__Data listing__
※

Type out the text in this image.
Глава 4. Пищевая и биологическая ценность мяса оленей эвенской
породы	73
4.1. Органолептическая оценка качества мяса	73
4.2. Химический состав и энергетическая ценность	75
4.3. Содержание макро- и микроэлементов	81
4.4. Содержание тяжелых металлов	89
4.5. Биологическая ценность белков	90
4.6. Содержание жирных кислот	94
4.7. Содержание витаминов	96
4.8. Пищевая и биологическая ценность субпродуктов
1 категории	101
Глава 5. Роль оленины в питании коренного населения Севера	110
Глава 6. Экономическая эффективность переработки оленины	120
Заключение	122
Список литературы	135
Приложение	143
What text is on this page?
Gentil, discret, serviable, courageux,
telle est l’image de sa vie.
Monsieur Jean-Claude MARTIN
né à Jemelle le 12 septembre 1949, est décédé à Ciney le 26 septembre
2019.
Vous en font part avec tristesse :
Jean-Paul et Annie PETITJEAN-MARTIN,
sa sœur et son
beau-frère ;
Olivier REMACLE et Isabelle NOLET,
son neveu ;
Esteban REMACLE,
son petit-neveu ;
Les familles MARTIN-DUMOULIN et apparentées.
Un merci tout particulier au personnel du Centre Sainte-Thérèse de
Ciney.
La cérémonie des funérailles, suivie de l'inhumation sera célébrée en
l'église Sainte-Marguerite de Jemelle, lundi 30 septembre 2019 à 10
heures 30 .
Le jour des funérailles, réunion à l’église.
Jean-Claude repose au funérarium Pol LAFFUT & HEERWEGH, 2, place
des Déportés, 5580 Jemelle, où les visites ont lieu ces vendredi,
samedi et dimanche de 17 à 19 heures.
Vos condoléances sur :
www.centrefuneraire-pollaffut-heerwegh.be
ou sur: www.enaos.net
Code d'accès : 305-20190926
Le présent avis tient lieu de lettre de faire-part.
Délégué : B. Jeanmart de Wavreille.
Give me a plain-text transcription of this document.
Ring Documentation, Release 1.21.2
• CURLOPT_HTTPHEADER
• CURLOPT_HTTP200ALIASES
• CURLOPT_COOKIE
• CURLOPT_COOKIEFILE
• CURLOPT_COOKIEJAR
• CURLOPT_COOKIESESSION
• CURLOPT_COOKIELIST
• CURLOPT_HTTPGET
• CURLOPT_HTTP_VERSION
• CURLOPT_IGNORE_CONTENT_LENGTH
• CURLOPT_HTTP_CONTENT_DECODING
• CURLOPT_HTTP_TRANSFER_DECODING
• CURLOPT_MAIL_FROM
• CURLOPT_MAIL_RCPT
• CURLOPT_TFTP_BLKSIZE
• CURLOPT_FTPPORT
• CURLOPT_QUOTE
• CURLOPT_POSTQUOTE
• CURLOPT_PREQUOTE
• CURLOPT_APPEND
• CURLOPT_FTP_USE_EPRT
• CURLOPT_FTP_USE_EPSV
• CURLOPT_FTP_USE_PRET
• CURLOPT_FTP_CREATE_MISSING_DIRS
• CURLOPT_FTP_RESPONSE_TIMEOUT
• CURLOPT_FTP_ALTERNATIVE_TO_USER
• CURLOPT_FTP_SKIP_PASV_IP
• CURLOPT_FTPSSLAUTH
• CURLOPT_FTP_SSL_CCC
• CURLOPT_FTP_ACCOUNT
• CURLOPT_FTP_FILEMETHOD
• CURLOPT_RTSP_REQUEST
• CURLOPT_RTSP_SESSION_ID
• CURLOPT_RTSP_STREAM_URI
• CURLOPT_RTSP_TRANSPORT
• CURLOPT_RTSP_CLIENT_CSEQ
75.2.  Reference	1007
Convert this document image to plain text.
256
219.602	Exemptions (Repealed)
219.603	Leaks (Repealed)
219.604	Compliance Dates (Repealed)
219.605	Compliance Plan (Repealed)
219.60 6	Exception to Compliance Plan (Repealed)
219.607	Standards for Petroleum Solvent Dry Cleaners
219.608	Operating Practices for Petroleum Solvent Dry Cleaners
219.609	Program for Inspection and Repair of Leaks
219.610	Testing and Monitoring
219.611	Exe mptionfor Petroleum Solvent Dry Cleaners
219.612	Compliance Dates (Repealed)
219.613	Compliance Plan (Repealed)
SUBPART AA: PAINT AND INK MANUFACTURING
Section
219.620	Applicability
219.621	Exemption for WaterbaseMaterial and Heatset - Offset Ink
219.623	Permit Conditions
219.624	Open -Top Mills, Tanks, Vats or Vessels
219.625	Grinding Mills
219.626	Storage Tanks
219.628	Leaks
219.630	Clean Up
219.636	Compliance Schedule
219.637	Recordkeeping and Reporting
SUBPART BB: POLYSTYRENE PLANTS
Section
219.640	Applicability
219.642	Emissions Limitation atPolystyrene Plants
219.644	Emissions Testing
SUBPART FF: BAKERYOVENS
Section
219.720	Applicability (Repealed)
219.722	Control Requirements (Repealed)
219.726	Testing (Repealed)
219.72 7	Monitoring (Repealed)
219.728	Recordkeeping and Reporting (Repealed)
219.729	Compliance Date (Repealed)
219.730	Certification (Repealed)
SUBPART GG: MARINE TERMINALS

※

__Exercise goal__
Return every line holding the word "église" from the records.

__Problem solution__
l'église Sainte-Marguerite de Jemelle, lundi 30 septembre 2019 à 10
Le jour des funérailles, réunion à l’église.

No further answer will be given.